(Dataset rows)
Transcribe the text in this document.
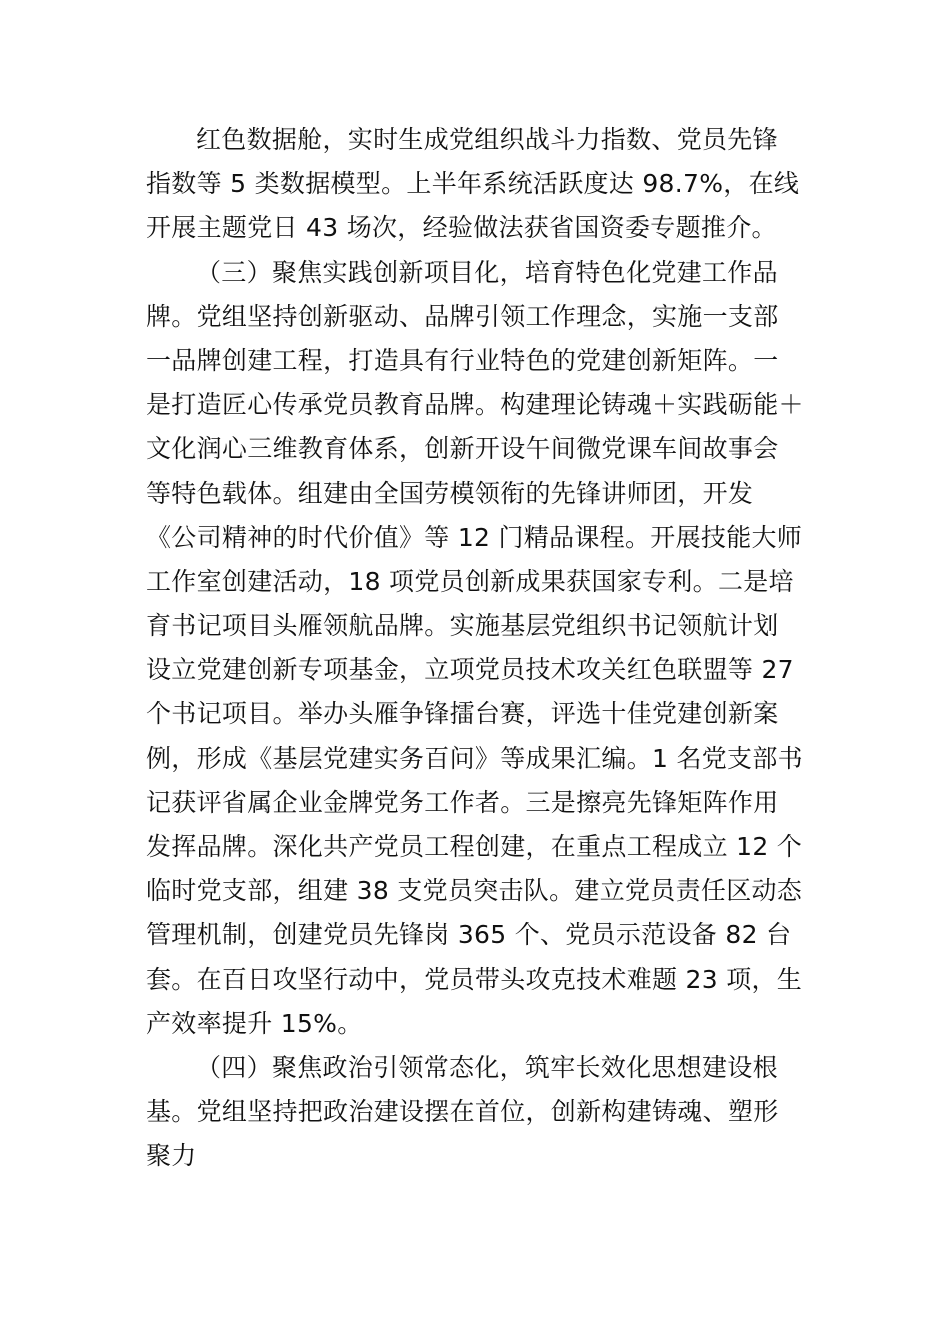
红色数据舱，实时生成党组织战斗力指数、党员先锋
指数等 5 类数据模型。上半年系统活跃度达 98.7%，在线
开展主题党日 43 场次，经验做法获省国资委专题推介。
（三）聚焦实践创新项目化，培育特色化党建工作品
牌。党组坚持创新驱动、品牌引领工作理念，实施一支部
一品牌创建工程，打造具有行业特色的党建创新矩阵。一
是打造匠心传承党员教育品牌。构建理论铸魂＋实践砺能＋
文化润心三维教育体系，创新开设午间微党课车间故事会
等特色载体。组建由全国劳模领衔的先锋讲师团，开发
《公司精神的时代价值》等 12 门精品课程。开展技能大师
工作室创建活动，18 项党员创新成果获国家专利。二是培
育书记项目头雁领航品牌。实施基层党组织书记领航计划
设立党建创新专项基金，立项党员技术攻关红色联盟等 27
个书记项目。举办头雁争锋擂台赛，评选十佳党建创新案
例，形成《基层党建实务百问》等成果汇编。1 名党支部书
记获评省属企业金牌党务工作者。三是擦亮先锋矩阵作用
发挥品牌。深化共产党员工程创建，在重点工程成立 12 个
临时党支部，组建 38 支党员突击队。建立党员责任区动态
管理机制，创建党员先锋岗 365 个、党员示范设备 82 台
套。在百日攻坚行动中，党员带头攻克技术难题 23 项，生
产效率提升 15%。
（四）聚焦政治引领常态化，筑牢长效化思想建设根
基。党组坚持把政治建设摆在首位，创新构建铸魂、塑形
聚力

**PROBLEM STATEMENT**
Write out every line above exactly as it is, leaving out the pictures.

**THE RESPONSE**
Transcribe the text in this document.
红色数据舱，实时生成党组织战斗力指数、党员先锋
指数等 5 类数据模型。上半年系统活跃度达 98.7%，在线
开展主题党日 43 场次，经验做法获省国资委专题推介。
（三）聚焦实践创新项目化，培育特色化党建工作品
牌。党组坚持创新驱动、品牌引领工作理念，实施一支部
一品牌创建工程，打造具有行业特色的党建创新矩阵。一
是打造匠心传承党员教育品牌。构建理论铸魂＋实践砺能＋
文化润心三维教育体系，创新开设午间微党课车间故事会
等特色载体。组建由全国劳模领衔的先锋讲师团，开发
《公司精神的时代价值》等 12 门精品课程。开展技能大师
工作室创建活动，18 项党员创新成果获国家专利。二是培
育书记项目头雁领航品牌。实施基层党组织书记领航计划
设立党建创新专项基金，立项党员技术攻关红色联盟等 27
个书记项目。举办头雁争锋擂台赛，评选十佳党建创新案
例，形成《基层党建实务百问》等成果汇编。1 名党支部书
记获评省属企业金牌党务工作者。三是擦亮先锋矩阵作用
发挥品牌。深化共产党员工程创建，在重点工程成立 12 个
临时党支部，组建 38 支党员突击队。建立党员责任区动态
管理机制，创建党员先锋岗 365 个、党员示范设备 82 台
套。在百日攻坚行动中，党员带头攻克技术难题 23 项，生
产效率提升 15%。
（四）聚焦政治引领常态化，筑牢长效化思想建设根
基。党组坚持把政治建设摆在首位，创新构建铸魂、塑形
聚力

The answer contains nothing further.